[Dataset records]
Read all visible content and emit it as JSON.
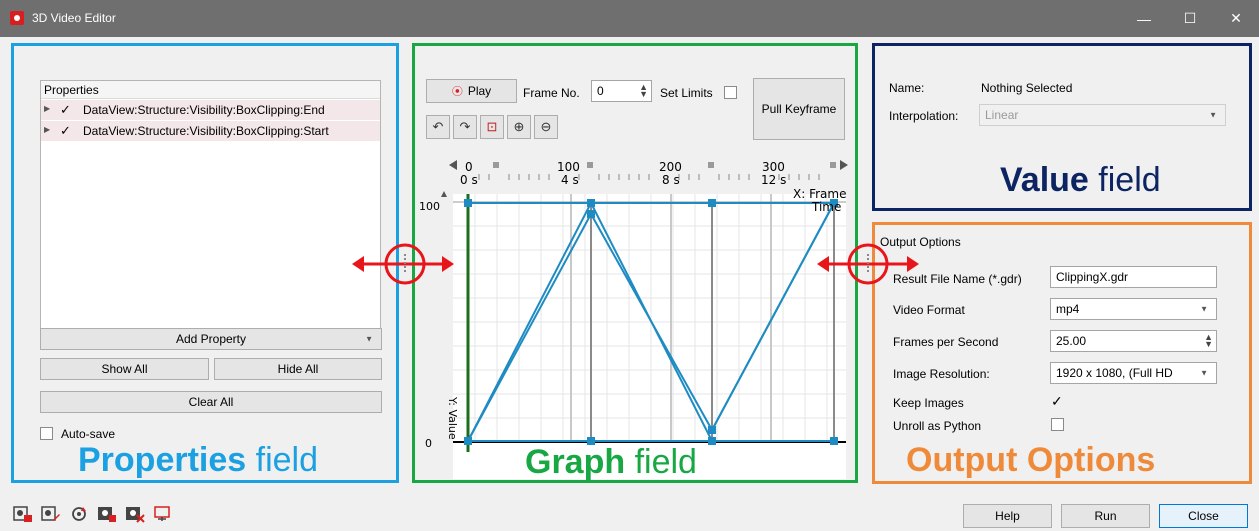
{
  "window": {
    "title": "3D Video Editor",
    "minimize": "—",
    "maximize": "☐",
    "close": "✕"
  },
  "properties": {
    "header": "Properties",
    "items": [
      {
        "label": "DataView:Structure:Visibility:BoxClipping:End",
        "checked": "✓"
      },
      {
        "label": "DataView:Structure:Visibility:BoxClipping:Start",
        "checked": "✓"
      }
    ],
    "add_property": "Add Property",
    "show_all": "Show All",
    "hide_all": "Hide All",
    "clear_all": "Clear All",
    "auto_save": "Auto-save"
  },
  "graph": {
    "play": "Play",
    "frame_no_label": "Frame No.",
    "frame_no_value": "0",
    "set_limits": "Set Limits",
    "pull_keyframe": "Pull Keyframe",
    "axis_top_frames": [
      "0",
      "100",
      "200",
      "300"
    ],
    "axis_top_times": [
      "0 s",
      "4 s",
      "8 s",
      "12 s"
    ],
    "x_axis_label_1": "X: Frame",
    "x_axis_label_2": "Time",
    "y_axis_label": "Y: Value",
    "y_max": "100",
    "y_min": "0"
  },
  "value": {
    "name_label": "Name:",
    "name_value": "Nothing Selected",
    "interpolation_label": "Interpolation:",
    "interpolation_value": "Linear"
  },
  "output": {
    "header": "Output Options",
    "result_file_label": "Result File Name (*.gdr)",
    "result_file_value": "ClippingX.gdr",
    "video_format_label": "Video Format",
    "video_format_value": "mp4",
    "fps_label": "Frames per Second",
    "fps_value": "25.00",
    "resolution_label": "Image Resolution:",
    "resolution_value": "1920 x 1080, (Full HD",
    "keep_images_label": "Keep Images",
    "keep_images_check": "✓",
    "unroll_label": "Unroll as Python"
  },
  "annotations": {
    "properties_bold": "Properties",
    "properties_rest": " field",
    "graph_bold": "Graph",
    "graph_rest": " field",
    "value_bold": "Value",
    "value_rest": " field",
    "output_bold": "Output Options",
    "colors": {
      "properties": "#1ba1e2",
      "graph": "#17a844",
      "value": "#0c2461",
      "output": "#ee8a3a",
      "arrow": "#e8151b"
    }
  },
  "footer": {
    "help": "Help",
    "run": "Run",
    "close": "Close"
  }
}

TASK REQUIREMENTS: Do not include the images; transcribe the rest of the listing exactly.

REPLY TO THE TASK:
Read all visible content and emit it as JSON.
{
  "window": {
    "title": "3D Video Editor",
    "minimize": "—",
    "maximize": "☐",
    "close": "✕"
  },
  "properties": {
    "header": "Properties",
    "items": [
      {
        "label": "DataView:Structure:Visibility:BoxClipping:End",
        "checked": "✓"
      },
      {
        "label": "DataView:Structure:Visibility:BoxClipping:Start",
        "checked": "✓"
      }
    ],
    "add_property": "Add Property",
    "show_all": "Show All",
    "hide_all": "Hide All",
    "clear_all": "Clear All",
    "auto_save": "Auto-save"
  },
  "graph": {
    "play": "Play",
    "frame_no_label": "Frame No.",
    "frame_no_value": "0",
    "set_limits": "Set Limits",
    "pull_keyframe": "Pull Keyframe",
    "axis_top_frames": [
      "0",
      "100",
      "200",
      "300"
    ],
    "axis_top_times": [
      "0 s",
      "4 s",
      "8 s",
      "12 s"
    ],
    "x_axis_label_1": "X: Frame",
    "x_axis_label_2": "Time",
    "y_axis_label": "Y: Value",
    "y_max": "100",
    "y_min": "0"
  },
  "value": {
    "name_label": "Name:",
    "name_value": "Nothing Selected",
    "interpolation_label": "Interpolation:",
    "interpolation_value": "Linear"
  },
  "output": {
    "header": "Output Options",
    "result_file_label": "Result File Name (*.gdr)",
    "result_file_value": "ClippingX.gdr",
    "video_format_label": "Video Format",
    "video_format_value": "mp4",
    "fps_label": "Frames per Second",
    "fps_value": "25.00",
    "resolution_label": "Image Resolution:",
    "resolution_value": "1920 x 1080, (Full HD",
    "keep_images_label": "Keep Images",
    "keep_images_check": "✓",
    "unroll_label": "Unroll as Python"
  },
  "annotations": {
    "properties_bold": "Properties",
    "properties_rest": " field",
    "graph_bold": "Graph",
    "graph_rest": " field",
    "value_bold": "Value",
    "value_rest": " field",
    "output_bold": "Output Options",
    "colors": {
      "properties": "#1ba1e2",
      "graph": "#17a844",
      "value": "#0c2461",
      "output": "#ee8a3a",
      "arrow": "#e8151b"
    }
  },
  "footer": {
    "help": "Help",
    "run": "Run",
    "close": "Close"
  }
}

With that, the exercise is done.